* EXERCISE INSTRUCTIONS
Tally every line of the material that includes "erhalten", then give the tally and nothing else.

Begin THE DATA

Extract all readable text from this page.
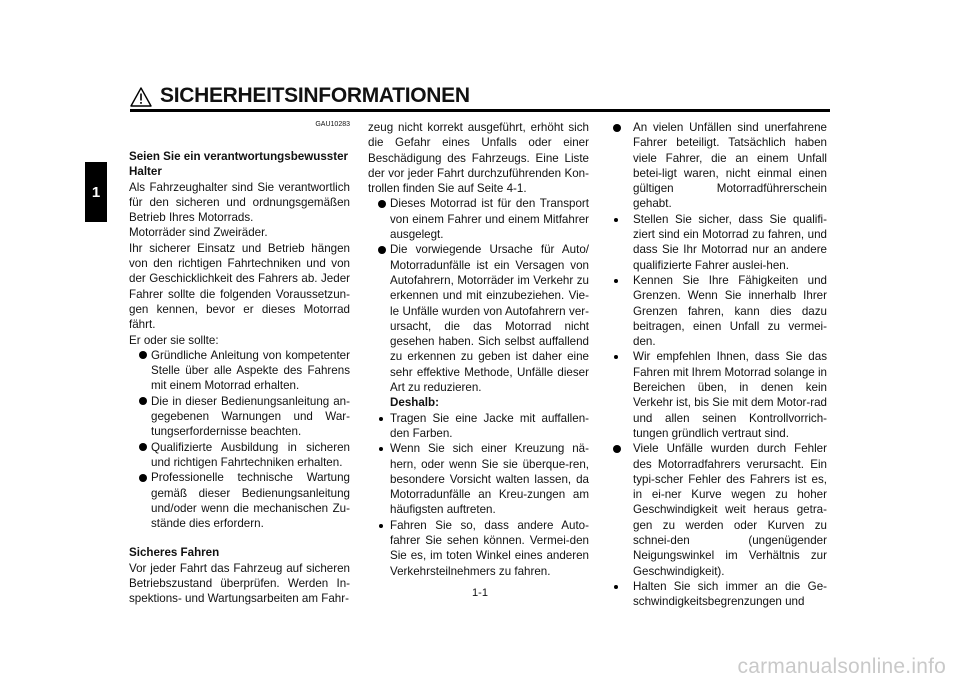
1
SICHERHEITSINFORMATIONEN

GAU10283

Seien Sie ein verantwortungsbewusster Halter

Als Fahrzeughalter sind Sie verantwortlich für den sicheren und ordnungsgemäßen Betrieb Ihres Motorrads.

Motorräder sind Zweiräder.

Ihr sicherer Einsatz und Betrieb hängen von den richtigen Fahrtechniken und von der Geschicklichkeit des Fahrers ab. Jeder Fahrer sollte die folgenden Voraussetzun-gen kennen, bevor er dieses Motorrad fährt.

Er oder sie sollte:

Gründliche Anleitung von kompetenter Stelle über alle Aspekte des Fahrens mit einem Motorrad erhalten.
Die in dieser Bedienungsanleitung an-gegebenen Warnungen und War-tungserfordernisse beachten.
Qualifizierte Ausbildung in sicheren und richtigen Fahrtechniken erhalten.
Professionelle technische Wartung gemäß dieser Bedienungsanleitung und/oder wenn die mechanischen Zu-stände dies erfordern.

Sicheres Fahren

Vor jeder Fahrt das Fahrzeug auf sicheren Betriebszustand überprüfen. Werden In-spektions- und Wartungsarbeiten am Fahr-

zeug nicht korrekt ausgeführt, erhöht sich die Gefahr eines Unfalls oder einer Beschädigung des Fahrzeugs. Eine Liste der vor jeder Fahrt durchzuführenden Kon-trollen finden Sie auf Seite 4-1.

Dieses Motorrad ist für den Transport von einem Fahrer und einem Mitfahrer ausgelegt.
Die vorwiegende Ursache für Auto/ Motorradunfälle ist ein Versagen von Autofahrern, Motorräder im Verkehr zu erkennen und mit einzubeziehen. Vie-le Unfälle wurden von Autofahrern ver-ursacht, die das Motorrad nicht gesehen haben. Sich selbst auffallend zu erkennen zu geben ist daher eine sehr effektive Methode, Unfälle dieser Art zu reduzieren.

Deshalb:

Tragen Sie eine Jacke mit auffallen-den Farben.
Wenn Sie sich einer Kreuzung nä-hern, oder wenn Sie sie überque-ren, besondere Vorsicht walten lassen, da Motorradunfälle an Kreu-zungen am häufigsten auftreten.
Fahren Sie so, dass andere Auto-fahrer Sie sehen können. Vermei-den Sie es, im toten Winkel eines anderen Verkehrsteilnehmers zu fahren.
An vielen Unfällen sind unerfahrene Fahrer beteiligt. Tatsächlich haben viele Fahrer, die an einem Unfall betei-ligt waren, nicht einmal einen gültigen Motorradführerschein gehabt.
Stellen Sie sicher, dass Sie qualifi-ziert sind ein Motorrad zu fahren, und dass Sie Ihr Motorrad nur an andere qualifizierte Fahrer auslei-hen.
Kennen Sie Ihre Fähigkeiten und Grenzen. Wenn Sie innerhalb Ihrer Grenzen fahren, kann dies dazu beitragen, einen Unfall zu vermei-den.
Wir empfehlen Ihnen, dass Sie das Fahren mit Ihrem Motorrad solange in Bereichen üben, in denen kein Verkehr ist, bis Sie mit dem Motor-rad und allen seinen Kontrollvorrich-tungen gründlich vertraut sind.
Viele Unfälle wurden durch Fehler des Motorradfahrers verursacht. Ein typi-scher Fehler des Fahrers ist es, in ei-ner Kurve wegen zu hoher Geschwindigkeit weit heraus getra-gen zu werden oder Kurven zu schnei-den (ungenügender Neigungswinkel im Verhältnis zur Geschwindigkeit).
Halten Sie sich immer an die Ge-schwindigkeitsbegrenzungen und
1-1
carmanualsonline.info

End THE DATA

* FULL OUTPUT
2